* **Saved entries**:
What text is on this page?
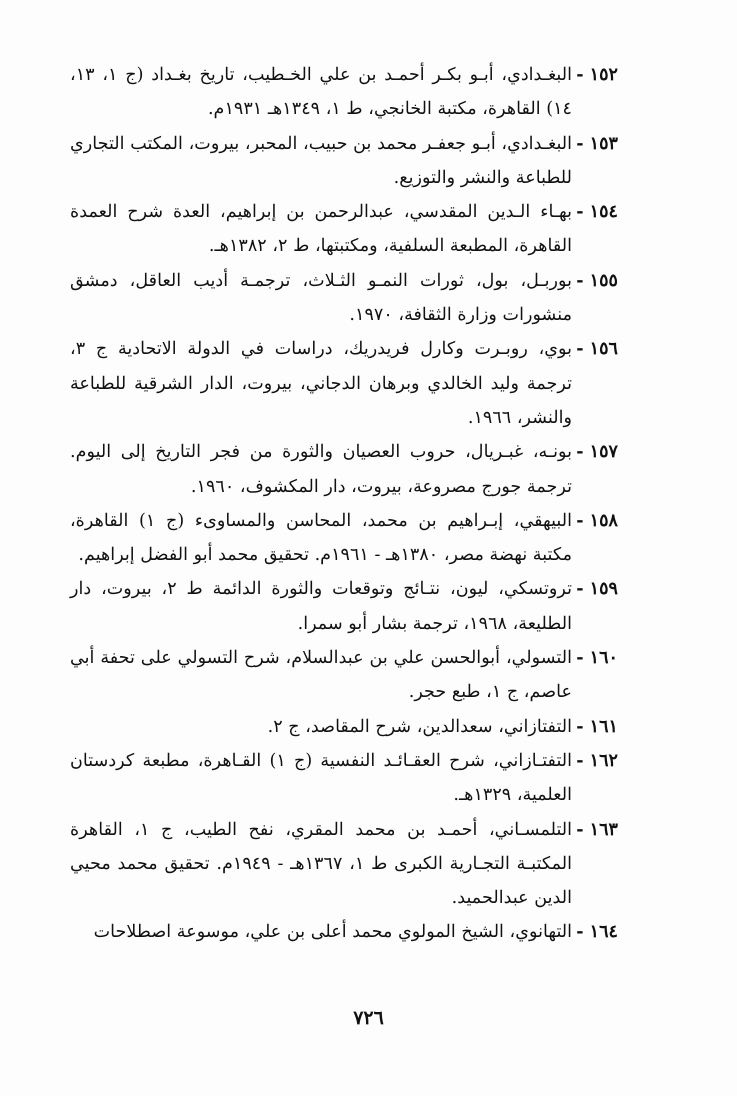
١٥٢ -البغـدادي، أبـو بكـر أحمـد بن علي الخـطيب، تاريخ بغـداد (ج ١، ١٣، ١٤) القاهرة، مكتبة الخانجي، ط ١، ١٣٤٩هـ ١٩٣١م.

١٥٣ -البغـدادي، أبـو جعفـر محمد بن حبيب، المحبر، بيروت، المكتب التجاري للطباعة والنشر والتوزيع.

١٥٤ -بهـاء الـدين المقدسي، عبدالرحمن بن إبراهيم، العدة شرح العمدة القاهرة، المطبعة السلفية، ومكتبتها، ط ٢، ١٣٨٢هـ.

١٥٥ -بوربـل، بول، ثورات النمـو الثـلاث، ترجمـة أديب العاقل، دمشق منشورات وزارة الثقافة، ١٩٧٠.

١٥٦ -بوي، روبـرت وكارل فريدريك، دراسات في الدولة الاتحادية ج ٣، ترجمة وليد الخالدي وبرهان الدجاني، بيروت، الدار الشرقية للطباعة والنشر، ١٩٦٦.

١٥٧ -بونـه، غبـريال، حروب العصيان والثورة من فجر التاريخ إلى اليوم. ترجمة جورج مصروعة، بيروت، دار المكشوف، ١٩٦٠.

١٥٨ -البيهقي، إبـراهيم بن محمد، المحاسن والمساوىء (ج ١) القاهرة، مكتبة نهضة مصر، ١٣٨٠هـ - ١٩٦١م. تحقيق محمد أبو الفضل إبراهيم.

١٥٩ -تروتسكي، ليون، نتـائج وتوقعات والثورة الدائمة ط ٢، بيروت، دار الطليعة، ١٩٦٨، ترجمة بشار أبو سمرا.

١٦٠ -التسولي، أبوالحسن علي بن عبدالسلام، شرح التسولي على تحفة أبي عاصم، ج ١، طبع حجر.

١٦١ -التفتازاني، سعدالدين، شرح المقاصد، ج ٢.

١٦٢ -التفتـازاني، شرح العقـائـد النفسية (ج ١) القـاهرة، مطبعة كردستان العلمية، ١٣٢٩هـ.

١٦٣ -التلمسـاني، أحمـد بن محمد المقري، نفح الطيب، ج ١، القاهرة المكتبـة التجـارية الكبرى ط ١، ١٣٦٧هـ - ١٩٤٩م. تحقيق محمد محيي الدين عبدالحميد.

١٦٤ -التهانوي، الشيخ المولوي محمد أعلى بن علي، موسوعة اصطلاحات

٧٢٦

* **Required work**: Give nothing but the count of lines in the listing above that hold the string "مكتبة".

* **Task result**: 2